SET TASK:
Extract the complete listing and repeat it word for word.

==== PROVIDED RECORDS ====

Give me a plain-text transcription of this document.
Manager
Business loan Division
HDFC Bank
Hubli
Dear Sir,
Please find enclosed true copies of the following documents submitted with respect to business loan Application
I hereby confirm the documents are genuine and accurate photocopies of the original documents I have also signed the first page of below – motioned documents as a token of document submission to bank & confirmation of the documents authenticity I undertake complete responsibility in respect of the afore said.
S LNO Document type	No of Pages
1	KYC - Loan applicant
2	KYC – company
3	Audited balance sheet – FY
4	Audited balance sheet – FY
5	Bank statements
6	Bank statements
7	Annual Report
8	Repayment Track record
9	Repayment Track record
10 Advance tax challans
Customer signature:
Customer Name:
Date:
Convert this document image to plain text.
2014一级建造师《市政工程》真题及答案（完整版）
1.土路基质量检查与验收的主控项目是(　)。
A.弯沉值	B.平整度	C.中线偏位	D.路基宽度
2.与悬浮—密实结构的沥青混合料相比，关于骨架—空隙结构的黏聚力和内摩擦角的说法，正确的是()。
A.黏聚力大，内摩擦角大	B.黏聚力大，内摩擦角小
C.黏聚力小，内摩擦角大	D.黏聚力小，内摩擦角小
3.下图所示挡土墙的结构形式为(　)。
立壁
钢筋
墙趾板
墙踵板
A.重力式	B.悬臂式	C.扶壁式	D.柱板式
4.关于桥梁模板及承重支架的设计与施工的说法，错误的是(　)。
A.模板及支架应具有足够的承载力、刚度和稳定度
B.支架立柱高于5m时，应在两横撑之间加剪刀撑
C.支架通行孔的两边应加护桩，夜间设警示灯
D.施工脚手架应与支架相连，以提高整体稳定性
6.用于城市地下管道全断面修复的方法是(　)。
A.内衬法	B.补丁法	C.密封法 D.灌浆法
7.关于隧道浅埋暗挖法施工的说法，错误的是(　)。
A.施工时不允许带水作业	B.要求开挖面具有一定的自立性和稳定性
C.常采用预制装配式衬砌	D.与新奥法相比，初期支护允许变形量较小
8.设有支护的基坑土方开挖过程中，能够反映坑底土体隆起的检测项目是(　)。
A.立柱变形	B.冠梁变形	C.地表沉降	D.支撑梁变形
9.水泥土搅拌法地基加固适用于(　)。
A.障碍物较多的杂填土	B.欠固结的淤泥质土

====

WRITTEN RESPONSE:
Give me a plain-text transcription of this document.
Manager
Business loan Division
HDFC Bank
Hubli
Dear Sir,
Please find enclosed true copies of the following documents submitted with respect to business loan Application
I hereby confirm the documents are genuine and accurate photocopies of the original documents I have also signed the first page of below – motioned documents as a token of document submission to bank & confirmation of the documents authenticity I undertake complete responsibility in respect of the afore said.
S LNO Document type	No of Pages
1	KYC - Loan applicant
2	KYC – company
3	Audited balance sheet – FY
4	Audited balance sheet – FY
5	Bank statements
6	Bank statements
7	Annual Report
8	Repayment Track record
9	Repayment Track record
10 Advance tax challans
Customer signature:
Customer Name:
Date:
Convert this document image to plain text.
2014一级建造师《市政工程》真题及答案（完整版）
1.土路基质量检查与验收的主控项目是(　)。
A.弯沉值	B.平整度	C.中线偏位	D.路基宽度
2.与悬浮—密实结构的沥青混合料相比，关于骨架—空隙结构的黏聚力和内摩擦角的说法，正确的是()。
A.黏聚力大，内摩擦角大	B.黏聚力大，内摩擦角小
C.黏聚力小，内摩擦角大	D.黏聚力小，内摩擦角小
3.下图所示挡土墙的结构形式为(　)。
立壁
钢筋
墙趾板
墙踵板
A.重力式	B.悬臂式	C.扶壁式	D.柱板式
4.关于桥梁模板及承重支架的设计与施工的说法，错误的是(　)。
A.模板及支架应具有足够的承载力、刚度和稳定度
B.支架立柱高于5m时，应在两横撑之间加剪刀撑
C.支架通行孔的两边应加护桩，夜间设警示灯
D.施工脚手架应与支架相连，以提高整体稳定性
6.用于城市地下管道全断面修复的方法是(　)。
A.内衬法	B.补丁法	C.密封法 D.灌浆法
7.关于隧道浅埋暗挖法施工的说法，错误的是(　)。
A.施工时不允许带水作业	B.要求开挖面具有一定的自立性和稳定性
C.常采用预制装配式衬砌	D.与新奥法相比，初期支护允许变形量较小
8.设有支护的基坑土方开挖过程中，能够反映坑底土体隆起的检测项目是(　)。
A.立柱变形	B.冠梁变形	C.地表沉降	D.支撑梁变形
9.水泥土搅拌法地基加固适用于(　)。
A.障碍物较多的杂填土	B.欠固结的淤泥质土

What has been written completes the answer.